What this task involves
Find every line in the records below that holds the word "passou", and copy it out.

Some records:
##########

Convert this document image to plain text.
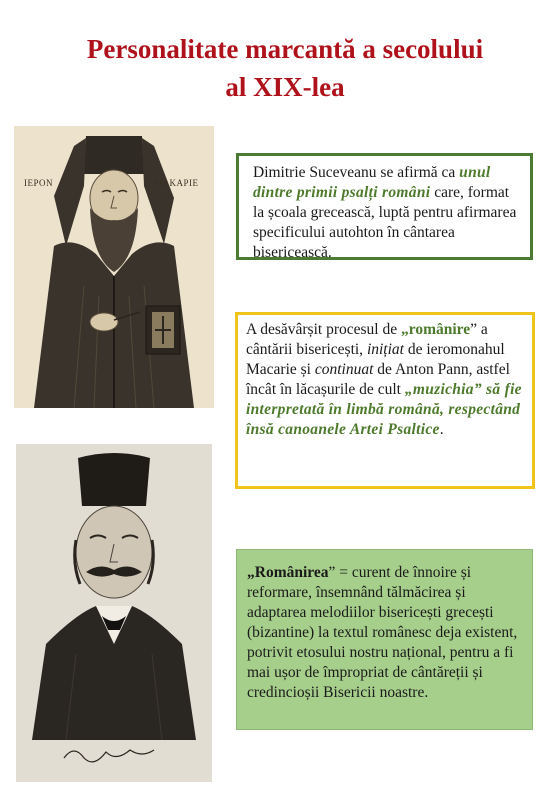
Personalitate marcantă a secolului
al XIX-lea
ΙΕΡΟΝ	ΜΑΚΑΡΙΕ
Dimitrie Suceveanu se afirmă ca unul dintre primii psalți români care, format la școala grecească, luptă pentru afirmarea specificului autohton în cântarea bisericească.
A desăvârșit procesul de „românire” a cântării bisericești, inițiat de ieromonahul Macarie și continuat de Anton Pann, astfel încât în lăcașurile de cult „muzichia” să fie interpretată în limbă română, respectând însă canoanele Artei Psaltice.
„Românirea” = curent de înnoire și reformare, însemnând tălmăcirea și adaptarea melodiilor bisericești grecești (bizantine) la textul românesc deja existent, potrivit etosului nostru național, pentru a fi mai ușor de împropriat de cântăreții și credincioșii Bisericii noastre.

##########

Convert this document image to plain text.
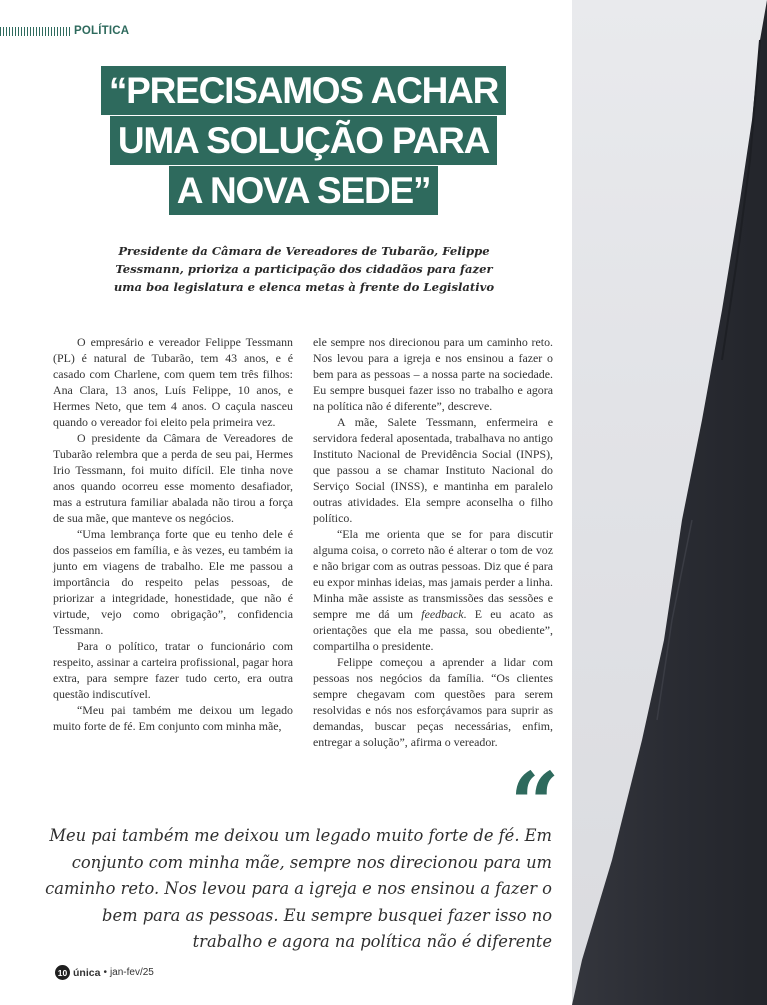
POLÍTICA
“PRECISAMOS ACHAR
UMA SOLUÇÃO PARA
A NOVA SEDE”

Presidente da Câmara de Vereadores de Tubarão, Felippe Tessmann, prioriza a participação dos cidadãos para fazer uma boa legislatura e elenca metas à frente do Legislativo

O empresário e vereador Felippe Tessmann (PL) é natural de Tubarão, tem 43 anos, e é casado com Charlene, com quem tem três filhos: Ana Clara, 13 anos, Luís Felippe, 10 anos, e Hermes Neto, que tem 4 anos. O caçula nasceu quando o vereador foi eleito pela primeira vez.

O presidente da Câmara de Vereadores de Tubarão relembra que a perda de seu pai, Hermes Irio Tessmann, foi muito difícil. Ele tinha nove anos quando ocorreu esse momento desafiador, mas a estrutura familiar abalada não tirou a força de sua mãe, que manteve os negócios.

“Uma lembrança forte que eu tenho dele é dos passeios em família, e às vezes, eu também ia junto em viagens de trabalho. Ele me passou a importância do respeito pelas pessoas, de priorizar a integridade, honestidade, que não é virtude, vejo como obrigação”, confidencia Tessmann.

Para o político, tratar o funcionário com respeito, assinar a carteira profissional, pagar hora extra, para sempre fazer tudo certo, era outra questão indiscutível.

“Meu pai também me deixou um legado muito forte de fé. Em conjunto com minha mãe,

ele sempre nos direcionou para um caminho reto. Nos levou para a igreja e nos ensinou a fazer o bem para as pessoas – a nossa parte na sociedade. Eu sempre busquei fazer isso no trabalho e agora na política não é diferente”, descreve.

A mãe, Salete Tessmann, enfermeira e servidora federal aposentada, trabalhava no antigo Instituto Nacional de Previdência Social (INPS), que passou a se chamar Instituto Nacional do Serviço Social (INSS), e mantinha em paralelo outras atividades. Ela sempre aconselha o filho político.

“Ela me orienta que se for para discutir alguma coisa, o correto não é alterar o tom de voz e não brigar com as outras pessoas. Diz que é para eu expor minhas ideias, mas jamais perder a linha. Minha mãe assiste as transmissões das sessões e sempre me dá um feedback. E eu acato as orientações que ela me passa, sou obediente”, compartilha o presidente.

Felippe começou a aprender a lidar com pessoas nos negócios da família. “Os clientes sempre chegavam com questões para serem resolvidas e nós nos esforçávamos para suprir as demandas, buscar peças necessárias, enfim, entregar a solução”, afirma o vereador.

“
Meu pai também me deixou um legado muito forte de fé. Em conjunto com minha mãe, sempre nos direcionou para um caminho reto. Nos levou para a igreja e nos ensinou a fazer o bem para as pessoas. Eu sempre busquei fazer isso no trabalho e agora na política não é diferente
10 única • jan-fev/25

##########

Output for this exercise
“Uma lembrança forte que eu tenho dele é dos passeios em família, e às vezes, eu também ia junto em viagens de trabalho. Ele me passou a importância do respeito pelas pessoas, de priorizar a integridade, honestidade, que não é virtude, vejo como obrigação”, confidencia Tessmann.
A mãe, Salete Tessmann, enfermeira e servidora federal aposentada, trabalhava no antigo Instituto Nacional de Previdência Social (INPS), que passou a se chamar Instituto Nacional do Serviço Social (INSS), e mantinha em paralelo outras atividades. Ela sempre aconselha o filho político.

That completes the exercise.